SECCIÓN DE TEXTO »
› Por Blake Bailey
“La ficción es arte y el arte es el triunfo de sobre el caos (nada menos)”, escribió John Cheever en su cuento “La muerte de Justina”. El arte de la biografía lucha con el mismo dilema y sin embargo las cuestiones de la vida tienden a permanecer tercamente caóticas. El gran desafío es imponer orden, orden y más orden: encontrar los temas más salientes (“la carne desea en contra del espíritu” era uno de los más importantes en la vida de Cheever) y sus hilos narrativos concomitantes, y así reconciliar la paradoja de una naturaleza exquisitamente complicada. Cuanto más sabe el biógrafo, mejor, porque, por supuesto, saberlo todo es perdonarlo todo y el objetivo –o mi objetivo, en todo caso– es intentar ser compasivo.
La ficción de Cheever fue el refinamiento de una vida muy complicada, cuyos materiales crudos pueden encontrarse en sus Diarios –quizás el más exhaustivo registro de la vida interna de un escritor norteamericano de primer nivel, y un artefacto muy caótico en sí mismo–. Me sumergí en este desorden y me propuse limpiarlo de la misma manera que Wall-E recorre un planeta devastado y contaminado, de la misma manera que Sísifo empuja su roca –porque, como biógrafo, es lo que uno hace–. El trabajo penoso y mecánico tuvo un resultado feliz: fusionó mi mente mucho más con mi conflictuado sujeto, y me llevó a un sorprendente grado de empatía.

DATOS MOSTRADOS »
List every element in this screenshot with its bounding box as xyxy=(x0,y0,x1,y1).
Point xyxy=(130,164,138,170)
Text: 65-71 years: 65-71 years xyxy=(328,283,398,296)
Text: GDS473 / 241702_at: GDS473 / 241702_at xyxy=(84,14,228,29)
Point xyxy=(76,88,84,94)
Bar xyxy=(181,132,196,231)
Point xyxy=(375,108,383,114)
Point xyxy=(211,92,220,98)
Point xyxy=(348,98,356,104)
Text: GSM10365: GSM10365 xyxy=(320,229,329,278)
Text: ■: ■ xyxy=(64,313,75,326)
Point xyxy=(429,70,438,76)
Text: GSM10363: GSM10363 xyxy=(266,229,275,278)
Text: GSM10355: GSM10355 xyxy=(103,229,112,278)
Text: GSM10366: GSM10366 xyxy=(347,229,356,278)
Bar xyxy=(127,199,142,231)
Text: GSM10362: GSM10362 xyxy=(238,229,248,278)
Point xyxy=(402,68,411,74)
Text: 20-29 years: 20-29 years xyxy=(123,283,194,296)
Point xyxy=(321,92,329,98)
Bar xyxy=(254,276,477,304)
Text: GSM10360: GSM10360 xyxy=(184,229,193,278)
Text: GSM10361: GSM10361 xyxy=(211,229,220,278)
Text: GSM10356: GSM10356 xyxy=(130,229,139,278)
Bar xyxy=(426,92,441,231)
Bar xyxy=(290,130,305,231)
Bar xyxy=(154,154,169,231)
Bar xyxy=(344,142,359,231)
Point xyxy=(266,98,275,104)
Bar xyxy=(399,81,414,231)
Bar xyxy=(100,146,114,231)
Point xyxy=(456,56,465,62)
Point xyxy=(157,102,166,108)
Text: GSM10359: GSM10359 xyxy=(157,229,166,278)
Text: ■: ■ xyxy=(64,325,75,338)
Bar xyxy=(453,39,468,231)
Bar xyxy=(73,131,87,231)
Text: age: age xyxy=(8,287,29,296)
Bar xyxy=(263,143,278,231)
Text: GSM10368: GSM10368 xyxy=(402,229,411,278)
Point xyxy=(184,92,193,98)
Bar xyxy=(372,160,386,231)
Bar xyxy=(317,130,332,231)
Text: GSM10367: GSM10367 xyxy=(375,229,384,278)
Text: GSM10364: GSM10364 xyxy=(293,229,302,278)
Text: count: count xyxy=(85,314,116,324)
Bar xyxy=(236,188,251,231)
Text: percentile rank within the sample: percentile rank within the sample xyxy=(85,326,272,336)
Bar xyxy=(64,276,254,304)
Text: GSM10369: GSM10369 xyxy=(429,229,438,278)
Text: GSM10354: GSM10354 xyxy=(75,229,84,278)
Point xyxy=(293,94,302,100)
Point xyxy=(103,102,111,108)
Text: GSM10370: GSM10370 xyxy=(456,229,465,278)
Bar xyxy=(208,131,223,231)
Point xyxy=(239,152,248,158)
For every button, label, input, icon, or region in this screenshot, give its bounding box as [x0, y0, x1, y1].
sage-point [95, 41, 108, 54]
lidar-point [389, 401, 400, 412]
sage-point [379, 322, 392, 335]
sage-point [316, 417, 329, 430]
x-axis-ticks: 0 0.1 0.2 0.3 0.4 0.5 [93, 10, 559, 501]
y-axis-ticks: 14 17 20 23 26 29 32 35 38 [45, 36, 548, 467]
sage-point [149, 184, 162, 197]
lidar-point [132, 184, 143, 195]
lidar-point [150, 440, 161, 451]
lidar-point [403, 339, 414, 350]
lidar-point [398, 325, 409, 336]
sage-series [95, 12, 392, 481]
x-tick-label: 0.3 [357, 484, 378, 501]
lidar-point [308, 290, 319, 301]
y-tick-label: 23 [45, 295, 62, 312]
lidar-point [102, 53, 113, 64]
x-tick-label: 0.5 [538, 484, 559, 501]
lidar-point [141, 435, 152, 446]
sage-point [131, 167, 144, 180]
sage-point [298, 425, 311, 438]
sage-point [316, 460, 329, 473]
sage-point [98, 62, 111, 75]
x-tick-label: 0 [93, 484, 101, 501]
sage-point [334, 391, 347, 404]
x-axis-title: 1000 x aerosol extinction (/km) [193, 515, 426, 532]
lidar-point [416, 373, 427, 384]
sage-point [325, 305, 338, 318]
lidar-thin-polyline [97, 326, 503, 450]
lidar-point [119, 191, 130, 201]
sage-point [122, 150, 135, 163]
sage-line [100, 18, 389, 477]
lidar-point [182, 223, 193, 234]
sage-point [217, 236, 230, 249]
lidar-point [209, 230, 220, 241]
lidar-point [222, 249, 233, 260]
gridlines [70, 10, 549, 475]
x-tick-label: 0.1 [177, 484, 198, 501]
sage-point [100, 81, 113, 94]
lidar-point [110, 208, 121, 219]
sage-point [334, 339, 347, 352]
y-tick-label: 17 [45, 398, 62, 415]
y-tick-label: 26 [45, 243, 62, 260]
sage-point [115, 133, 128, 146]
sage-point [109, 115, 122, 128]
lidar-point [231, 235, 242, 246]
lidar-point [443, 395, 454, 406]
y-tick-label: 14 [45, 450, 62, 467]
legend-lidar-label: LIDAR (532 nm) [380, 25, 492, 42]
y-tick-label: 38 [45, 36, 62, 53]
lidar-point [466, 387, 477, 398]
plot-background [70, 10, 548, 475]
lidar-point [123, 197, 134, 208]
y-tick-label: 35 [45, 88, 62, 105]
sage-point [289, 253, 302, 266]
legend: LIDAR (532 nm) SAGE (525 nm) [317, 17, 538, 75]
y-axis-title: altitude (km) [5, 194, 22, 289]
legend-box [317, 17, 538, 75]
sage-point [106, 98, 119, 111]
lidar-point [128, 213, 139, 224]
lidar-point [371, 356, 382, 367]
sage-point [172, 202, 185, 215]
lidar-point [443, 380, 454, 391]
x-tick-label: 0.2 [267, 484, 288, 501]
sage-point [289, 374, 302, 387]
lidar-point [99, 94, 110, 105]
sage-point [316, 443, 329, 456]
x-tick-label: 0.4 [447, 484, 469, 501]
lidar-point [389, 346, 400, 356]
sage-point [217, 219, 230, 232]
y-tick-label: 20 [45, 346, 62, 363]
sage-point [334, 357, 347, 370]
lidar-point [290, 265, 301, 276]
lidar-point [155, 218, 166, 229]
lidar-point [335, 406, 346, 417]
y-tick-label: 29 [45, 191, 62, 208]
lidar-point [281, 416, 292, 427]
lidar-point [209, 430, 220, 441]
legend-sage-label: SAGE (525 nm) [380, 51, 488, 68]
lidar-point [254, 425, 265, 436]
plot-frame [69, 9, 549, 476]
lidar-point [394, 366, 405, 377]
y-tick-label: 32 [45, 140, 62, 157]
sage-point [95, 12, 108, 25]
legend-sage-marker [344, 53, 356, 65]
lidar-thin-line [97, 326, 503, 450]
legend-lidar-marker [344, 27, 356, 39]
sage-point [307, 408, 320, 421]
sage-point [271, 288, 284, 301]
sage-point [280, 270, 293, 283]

TAREA 1 » Reproduce, por favor, todo lo que va en el texto sobre la biografía de Cheever desde "La ficción de" hasta "grado de empatía.".
TAREA 2 »
Responde a estas preguntas sobre el texto sobre la biografía de Cheever:
(a) ¿En qué cuento escribió John Cheever la frase citada al comienzo?
(b) ¿Dónde pueden encontrarse los materiales crudos de la vida de Cheever?
(c) ¿Cuál es el objetivo que el autor declara tener como biógrafo?

TU RESPUESTA 1 »
La ficción de Cheever fue el refinamiento de una vida muy complicada, cuyos materiales crudos pueden encontrarse en sus Diarios –quizás el más exhaustivo registro de la vida interna de un escritor norteamericano de primer nivel, y un artefacto muy caótico en sí mismo–. Me sumergí en este desorden y me propuse limpiarlo de la misma manera que Wall-E recorre un planeta devastado y contaminado, de la misma manera que Sísifo empuja su roca –porque, como biógrafo, es lo que uno hace–. El trabajo penoso y mecánico tuvo un resultado feliz: fusionó mi mente mucho más con mi conflictuado sujeto, y me llevó a un sorprendente grado de empatía.

TU RESPUESTA 2 »
(a) En "La muerte de Justina".
(b) En sus Diarios.
(c) Intentar ser compasivo.